## Start

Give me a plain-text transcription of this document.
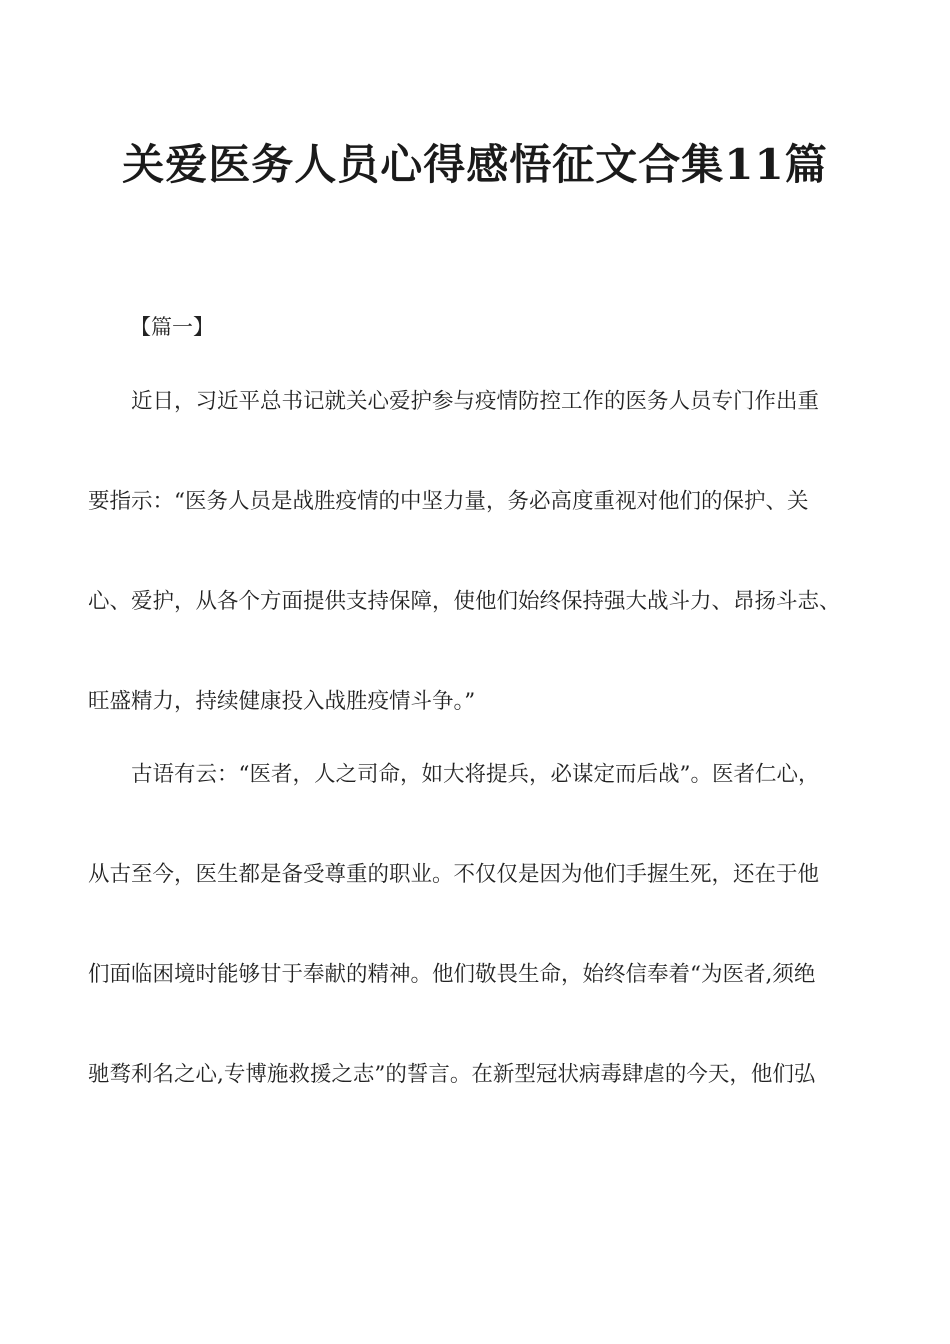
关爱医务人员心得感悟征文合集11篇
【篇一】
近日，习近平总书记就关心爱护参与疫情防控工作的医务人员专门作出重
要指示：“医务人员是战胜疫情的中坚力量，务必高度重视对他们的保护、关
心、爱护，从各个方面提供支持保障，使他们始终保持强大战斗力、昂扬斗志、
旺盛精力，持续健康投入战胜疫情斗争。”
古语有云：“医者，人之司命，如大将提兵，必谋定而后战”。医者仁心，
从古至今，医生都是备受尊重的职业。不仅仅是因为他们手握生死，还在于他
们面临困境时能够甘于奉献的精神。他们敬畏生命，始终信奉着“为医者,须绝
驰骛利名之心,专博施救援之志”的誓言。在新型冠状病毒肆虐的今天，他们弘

## End

**Short exercise**
Repeat every record above exactly, but leave out any pictures.

**Exercise result**
Give me a plain-text transcription of this document.
关爱医务人员心得感悟征文合集11篇
【篇一】
近日，习近平总书记就关心爱护参与疫情防控工作的医务人员专门作出重
要指示：“医务人员是战胜疫情的中坚力量，务必高度重视对他们的保护、关
心、爱护，从各个方面提供支持保障，使他们始终保持强大战斗力、昂扬斗志、
旺盛精力，持续健康投入战胜疫情斗争。”
古语有云：“医者，人之司命，如大将提兵，必谋定而后战”。医者仁心，
从古至今，医生都是备受尊重的职业。不仅仅是因为他们手握生死，还在于他
们面临困境时能够甘于奉献的精神。他们敬畏生命，始终信奉着“为医者,须绝
驰骛利名之心,专博施救援之志”的誓言。在新型冠状病毒肆虐的今天，他们弘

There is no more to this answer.